> **Data excerpts**:
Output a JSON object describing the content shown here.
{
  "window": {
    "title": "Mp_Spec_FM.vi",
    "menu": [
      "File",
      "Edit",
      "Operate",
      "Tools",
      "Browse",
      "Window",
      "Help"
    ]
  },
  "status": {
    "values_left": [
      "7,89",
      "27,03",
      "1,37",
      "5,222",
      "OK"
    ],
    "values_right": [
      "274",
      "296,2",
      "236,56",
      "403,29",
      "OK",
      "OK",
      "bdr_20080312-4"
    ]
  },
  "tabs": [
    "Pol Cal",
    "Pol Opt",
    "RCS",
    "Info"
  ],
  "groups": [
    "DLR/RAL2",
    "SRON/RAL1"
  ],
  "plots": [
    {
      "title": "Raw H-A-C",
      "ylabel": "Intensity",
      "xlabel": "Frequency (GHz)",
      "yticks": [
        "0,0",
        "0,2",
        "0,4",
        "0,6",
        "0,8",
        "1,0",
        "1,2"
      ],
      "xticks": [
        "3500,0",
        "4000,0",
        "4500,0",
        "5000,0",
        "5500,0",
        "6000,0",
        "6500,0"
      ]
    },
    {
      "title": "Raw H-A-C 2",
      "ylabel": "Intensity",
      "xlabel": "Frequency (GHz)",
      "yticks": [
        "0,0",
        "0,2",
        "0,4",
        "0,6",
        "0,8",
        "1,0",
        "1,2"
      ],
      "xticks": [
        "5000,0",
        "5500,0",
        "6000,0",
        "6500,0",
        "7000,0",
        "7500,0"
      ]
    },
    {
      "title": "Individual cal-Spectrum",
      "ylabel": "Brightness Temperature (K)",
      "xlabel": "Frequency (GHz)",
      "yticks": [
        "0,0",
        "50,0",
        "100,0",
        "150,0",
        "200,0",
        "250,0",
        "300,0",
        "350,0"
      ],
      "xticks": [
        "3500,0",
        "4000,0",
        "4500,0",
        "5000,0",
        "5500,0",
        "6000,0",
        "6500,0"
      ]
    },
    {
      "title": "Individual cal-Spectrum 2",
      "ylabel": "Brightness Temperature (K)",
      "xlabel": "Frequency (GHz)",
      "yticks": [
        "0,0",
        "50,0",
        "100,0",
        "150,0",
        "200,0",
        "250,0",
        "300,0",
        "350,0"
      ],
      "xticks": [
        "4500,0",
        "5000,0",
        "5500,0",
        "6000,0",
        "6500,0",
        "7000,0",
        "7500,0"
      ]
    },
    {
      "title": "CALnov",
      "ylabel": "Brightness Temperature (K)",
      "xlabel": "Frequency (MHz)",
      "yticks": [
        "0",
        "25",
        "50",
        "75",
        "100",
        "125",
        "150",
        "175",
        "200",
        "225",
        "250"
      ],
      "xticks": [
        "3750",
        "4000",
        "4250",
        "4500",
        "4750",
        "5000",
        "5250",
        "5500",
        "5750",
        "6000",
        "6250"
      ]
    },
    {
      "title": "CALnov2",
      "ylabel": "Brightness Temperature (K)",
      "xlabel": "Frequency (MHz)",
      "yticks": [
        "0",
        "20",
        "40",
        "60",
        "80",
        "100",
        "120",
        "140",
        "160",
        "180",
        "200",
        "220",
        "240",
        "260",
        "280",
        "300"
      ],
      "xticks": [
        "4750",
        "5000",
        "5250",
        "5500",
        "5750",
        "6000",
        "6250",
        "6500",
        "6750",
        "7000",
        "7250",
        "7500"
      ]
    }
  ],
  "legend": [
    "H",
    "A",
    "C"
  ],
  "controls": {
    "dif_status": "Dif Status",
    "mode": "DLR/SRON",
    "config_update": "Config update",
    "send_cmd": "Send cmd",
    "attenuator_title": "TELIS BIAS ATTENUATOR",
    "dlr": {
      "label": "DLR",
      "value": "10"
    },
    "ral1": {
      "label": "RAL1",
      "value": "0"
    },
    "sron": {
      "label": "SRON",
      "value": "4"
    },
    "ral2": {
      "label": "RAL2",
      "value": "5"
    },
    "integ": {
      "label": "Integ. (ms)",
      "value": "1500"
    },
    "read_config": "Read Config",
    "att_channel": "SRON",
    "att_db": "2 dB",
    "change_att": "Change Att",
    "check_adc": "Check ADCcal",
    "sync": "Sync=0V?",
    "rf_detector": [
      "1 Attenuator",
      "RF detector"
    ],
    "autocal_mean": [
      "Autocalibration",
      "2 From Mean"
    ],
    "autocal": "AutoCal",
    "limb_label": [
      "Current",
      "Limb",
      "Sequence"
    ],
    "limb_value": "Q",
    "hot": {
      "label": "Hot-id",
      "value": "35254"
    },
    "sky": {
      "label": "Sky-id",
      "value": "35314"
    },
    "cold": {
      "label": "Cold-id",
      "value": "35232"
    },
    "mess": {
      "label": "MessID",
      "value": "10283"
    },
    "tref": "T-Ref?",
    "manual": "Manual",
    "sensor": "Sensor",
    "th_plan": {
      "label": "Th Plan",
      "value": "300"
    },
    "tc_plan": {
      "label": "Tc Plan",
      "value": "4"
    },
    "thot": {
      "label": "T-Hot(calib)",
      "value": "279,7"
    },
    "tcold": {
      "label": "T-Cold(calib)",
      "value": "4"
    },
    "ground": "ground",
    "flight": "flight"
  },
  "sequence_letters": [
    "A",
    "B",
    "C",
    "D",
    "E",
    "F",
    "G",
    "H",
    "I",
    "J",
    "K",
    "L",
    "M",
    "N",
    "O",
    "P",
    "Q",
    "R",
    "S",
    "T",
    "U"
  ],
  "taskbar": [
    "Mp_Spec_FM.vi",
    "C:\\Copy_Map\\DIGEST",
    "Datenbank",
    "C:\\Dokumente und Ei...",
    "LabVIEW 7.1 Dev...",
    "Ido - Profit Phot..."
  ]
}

> **Given instruction**: Reproduce each entry above exactly, keeping every word.

> **Response to this exercise**:
Output a JSON object describing the content shown here.
{
  "window": {
    "title": "Mp_Spec_FM.vi",
    "menu": [
      "File",
      "Edit",
      "Operate",
      "Tools",
      "Browse",
      "Window",
      "Help"
    ]
  },
  "status": {
    "values_left": [
      "7,89",
      "27,03",
      "1,37",
      "5,222",
      "OK"
    ],
    "values_right": [
      "274",
      "296,2",
      "236,56",
      "403,29",
      "OK",
      "OK",
      "bdr_20080312-4"
    ]
  },
  "tabs": [
    "Pol Cal",
    "Pol Opt",
    "RCS",
    "Info"
  ],
  "groups": [
    "DLR/RAL2",
    "SRON/RAL1"
  ],
  "plots": [
    {
      "title": "Raw H-A-C",
      "ylabel": "Intensity",
      "xlabel": "Frequency (GHz)",
      "yticks": [
        "0,0",
        "0,2",
        "0,4",
        "0,6",
        "0,8",
        "1,0",
        "1,2"
      ],
      "xticks": [
        "3500,0",
        "4000,0",
        "4500,0",
        "5000,0",
        "5500,0",
        "6000,0",
        "6500,0"
      ]
    },
    {
      "title": "Raw H-A-C 2",
      "ylabel": "Intensity",
      "xlabel": "Frequency (GHz)",
      "yticks": [
        "0,0",
        "0,2",
        "0,4",
        "0,6",
        "0,8",
        "1,0",
        "1,2"
      ],
      "xticks": [
        "5000,0",
        "5500,0",
        "6000,0",
        "6500,0",
        "7000,0",
        "7500,0"
      ]
    },
    {
      "title": "Individual cal-Spectrum",
      "ylabel": "Brightness Temperature (K)",
      "xlabel": "Frequency (GHz)",
      "yticks": [
        "0,0",
        "50,0",
        "100,0",
        "150,0",
        "200,0",
        "250,0",
        "300,0",
        "350,0"
      ],
      "xticks": [
        "3500,0",
        "4000,0",
        "4500,0",
        "5000,0",
        "5500,0",
        "6000,0",
        "6500,0"
      ]
    },
    {
      "title": "Individual cal-Spectrum 2",
      "ylabel": "Brightness Temperature (K)",
      "xlabel": "Frequency (GHz)",
      "yticks": [
        "0,0",
        "50,0",
        "100,0",
        "150,0",
        "200,0",
        "250,0",
        "300,0",
        "350,0"
      ],
      "xticks": [
        "4500,0",
        "5000,0",
        "5500,0",
        "6000,0",
        "6500,0",
        "7000,0",
        "7500,0"
      ]
    },
    {
      "title": "CALnov",
      "ylabel": "Brightness Temperature (K)",
      "xlabel": "Frequency (MHz)",
      "yticks": [
        "0",
        "25",
        "50",
        "75",
        "100",
        "125",
        "150",
        "175",
        "200",
        "225",
        "250"
      ],
      "xticks": [
        "3750",
        "4000",
        "4250",
        "4500",
        "4750",
        "5000",
        "5250",
        "5500",
        "5750",
        "6000",
        "6250"
      ]
    },
    {
      "title": "CALnov2",
      "ylabel": "Brightness Temperature (K)",
      "xlabel": "Frequency (MHz)",
      "yticks": [
        "0",
        "20",
        "40",
        "60",
        "80",
        "100",
        "120",
        "140",
        "160",
        "180",
        "200",
        "220",
        "240",
        "260",
        "280",
        "300"
      ],
      "xticks": [
        "4750",
        "5000",
        "5250",
        "5500",
        "5750",
        "6000",
        "6250",
        "6500",
        "6750",
        "7000",
        "7250",
        "7500"
      ]
    }
  ],
  "legend": [
    "H",
    "A",
    "C"
  ],
  "controls": {
    "dif_status": "Dif Status",
    "mode": "DLR/SRON",
    "config_update": "Config update",
    "send_cmd": "Send cmd",
    "attenuator_title": "TELIS BIAS ATTENUATOR",
    "dlr": {
      "label": "DLR",
      "value": "10"
    },
    "ral1": {
      "label": "RAL1",
      "value": "0"
    },
    "sron": {
      "label": "SRON",
      "value": "4"
    },
    "ral2": {
      "label": "RAL2",
      "value": "5"
    },
    "integ": {
      "label": "Integ. (ms)",
      "value": "1500"
    },
    "read_config": "Read Config",
    "att_channel": "SRON",
    "att_db": "2 dB",
    "change_att": "Change Att",
    "check_adc": "Check ADCcal",
    "sync": "Sync=0V?",
    "rf_detector": [
      "1 Attenuator",
      "RF detector"
    ],
    "autocal_mean": [
      "Autocalibration",
      "2 From Mean"
    ],
    "autocal": "AutoCal",
    "limb_label": [
      "Current",
      "Limb",
      "Sequence"
    ],
    "limb_value": "Q",
    "hot": {
      "label": "Hot-id",
      "value": "35254"
    },
    "sky": {
      "label": "Sky-id",
      "value": "35314"
    },
    "cold": {
      "label": "Cold-id",
      "value": "35232"
    },
    "mess": {
      "label": "MessID",
      "value": "10283"
    },
    "tref": "T-Ref?",
    "manual": "Manual",
    "sensor": "Sensor",
    "th_plan": {
      "label": "Th Plan",
      "value": "300"
    },
    "tc_plan": {
      "label": "Tc Plan",
      "value": "4"
    },
    "thot": {
      "label": "T-Hot(calib)",
      "value": "279,7"
    },
    "tcold": {
      "label": "T-Cold(calib)",
      "value": "4"
    },
    "ground": "ground",
    "flight": "flight"
  },
  "sequence_letters": [
    "A",
    "B",
    "C",
    "D",
    "E",
    "F",
    "G",
    "H",
    "I",
    "J",
    "K",
    "L",
    "M",
    "N",
    "O",
    "P",
    "Q",
    "R",
    "S",
    "T",
    "U"
  ],
  "taskbar": [
    "Mp_Spec_FM.vi",
    "C:\\Copy_Map\\DIGEST",
    "Datenbank",
    "C:\\Dokumente und Ei...",
    "LabVIEW 7.1 Dev...",
    "Ido - Profit Phot..."
  ]
}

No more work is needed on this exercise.